Stored items:
+-------+

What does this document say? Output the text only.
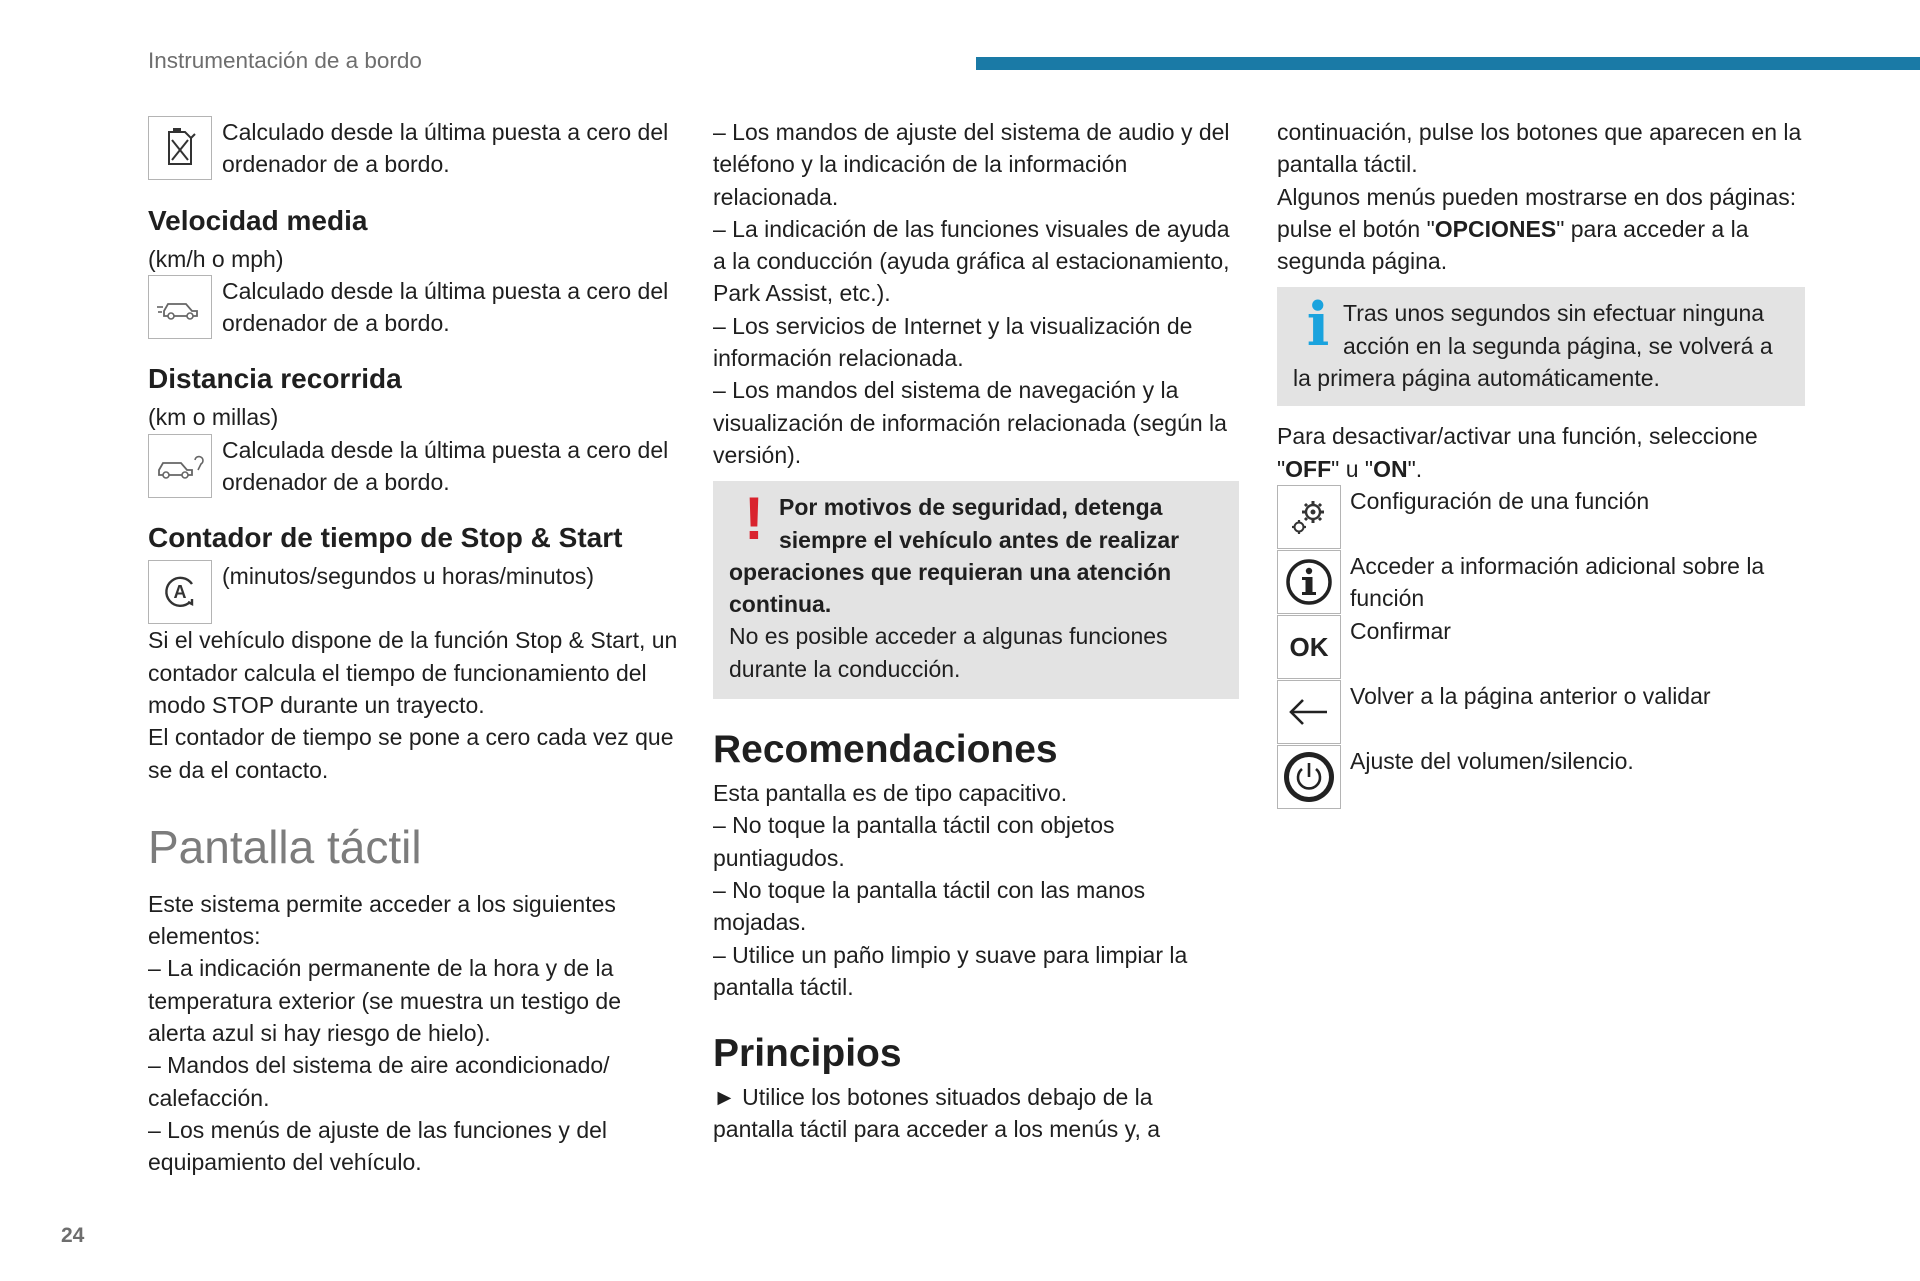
Instrumentación de a bordo
Calculado desde la última puesta a cero del ordenador de a bordo.
Velocidad media
(km/h o mph)
Calculado desde la última puesta a cero del ordenador de a bordo.
Distancia recorrida
(km o millas)
Calculada desde la última puesta a cero del ordenador de a bordo.
Contador de tiempo de Stop & Start
A
(minutos/segundos u horas/minutos)
Si el vehículo dispone de la función Stop & Start, un contador calcula el tiempo de funcionamiento del modo STOP durante un trayecto.
El contador de tiempo se pone a cero cada vez que se da el contacto.
Pantalla táctil
Este sistema permite acceder a los siguientes elementos:
– La indicación permanente de la hora y de la temperatura exterior (se muestra un testigo de alerta azul si hay riesgo de hielo).
– Mandos del sistema de aire acondicionado/ calefacción.
– Los menús de ajuste de las funciones y del equipamiento del vehículo.
– Los mandos de ajuste del sistema de audio y del teléfono y la indicación de la información relacionada.
– La indicación de las funciones visuales de ayuda a la conducción (ayuda gráfica al estacionamiento, Park Assist, etc.).
– Los servicios de Internet y la visualización de información relacionada.
– Los mandos del sistema de navegación y la visualización de información relacionada (según la versión).
! Por motivos de seguridad, detenga siempre el vehículo antes de realizar operaciones que requieran una atención continua.
No es posible acceder a algunas funciones durante la conducción.
Recomendaciones
Esta pantalla es de tipo capacitivo.
– No toque la pantalla táctil con objetos puntiagudos.
– No toque la pantalla táctil con las manos mojadas.
– Utilice un paño limpio y suave para limpiar la pantalla táctil.
Principios
► Utilice los botones situados debajo de la pantalla táctil para acceder a los menús y, a
continuación, pulse los botones que aparecen en la pantalla táctil.
Algunos menús pueden mostrarse en dos páginas: pulse el botón "OPCIONES" para acceder a la segunda página.
i Tras unos segundos sin efectuar ninguna acción en la segunda página, se volverá a la primera página automáticamente.
Para desactivar/activar una función, seleccione "OFF" u "ON".
Configuración de una función
Acceder a información adicional sobre la función
OK
Confirmar
Volver a la página anterior o validar
Ajuste del volumen/silencio.
24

+-------+

**EXERCISE:** Transcribe every entry word for word, but omit the pictures.

**RESPONSE:**
What does this document say? Output the text only.
Instrumentación de a bordo
Calculado desde la última puesta a cero del ordenador de a bordo.
Velocidad media
(km/h o mph)
Calculado desde la última puesta a cero del ordenador de a bordo.
Distancia recorrida
(km o millas)
Calculada desde la última puesta a cero del ordenador de a bordo.
Contador de tiempo de Stop & Start
A
(minutos/segundos u horas/minutos)
Si el vehículo dispone de la función Stop & Start, un contador calcula el tiempo de funcionamiento del modo STOP durante un trayecto.
El contador de tiempo se pone a cero cada vez que se da el contacto.
Pantalla táctil
Este sistema permite acceder a los siguientes elementos:
– La indicación permanente de la hora y de la temperatura exterior (se muestra un testigo de alerta azul si hay riesgo de hielo).
– Mandos del sistema de aire acondicionado/ calefacción.
– Los menús de ajuste de las funciones y del equipamiento del vehículo.
– Los mandos de ajuste del sistema de audio y del teléfono y la indicación de la información relacionada.
– La indicación de las funciones visuales de ayuda a la conducción (ayuda gráfica al estacionamiento, Park Assist, etc.).
– Los servicios de Internet y la visualización de información relacionada.
– Los mandos del sistema de navegación y la visualización de información relacionada (según la versión).
! Por motivos de seguridad, detenga siempre el vehículo antes de realizar operaciones que requieran una atención continua.
No es posible acceder a algunas funciones durante la conducción.
Recomendaciones
Esta pantalla es de tipo capacitivo.
– No toque la pantalla táctil con objetos puntiagudos.
– No toque la pantalla táctil con las manos mojadas.
– Utilice un paño limpio y suave para limpiar la pantalla táctil.
Principios
► Utilice los botones situados debajo de la pantalla táctil para acceder a los menús y, a
continuación, pulse los botones que aparecen en la pantalla táctil.
Algunos menús pueden mostrarse en dos páginas: pulse el botón "OPCIONES" para acceder a la segunda página.
i Tras unos segundos sin efectuar ninguna acción en la segunda página, se volverá a la primera página automáticamente.
Para desactivar/activar una función, seleccione "OFF" u "ON".
Configuración de una función
Acceder a información adicional sobre la función
OK
Confirmar
Volver a la página anterior o validar
Ajuste del volumen/silencio.
24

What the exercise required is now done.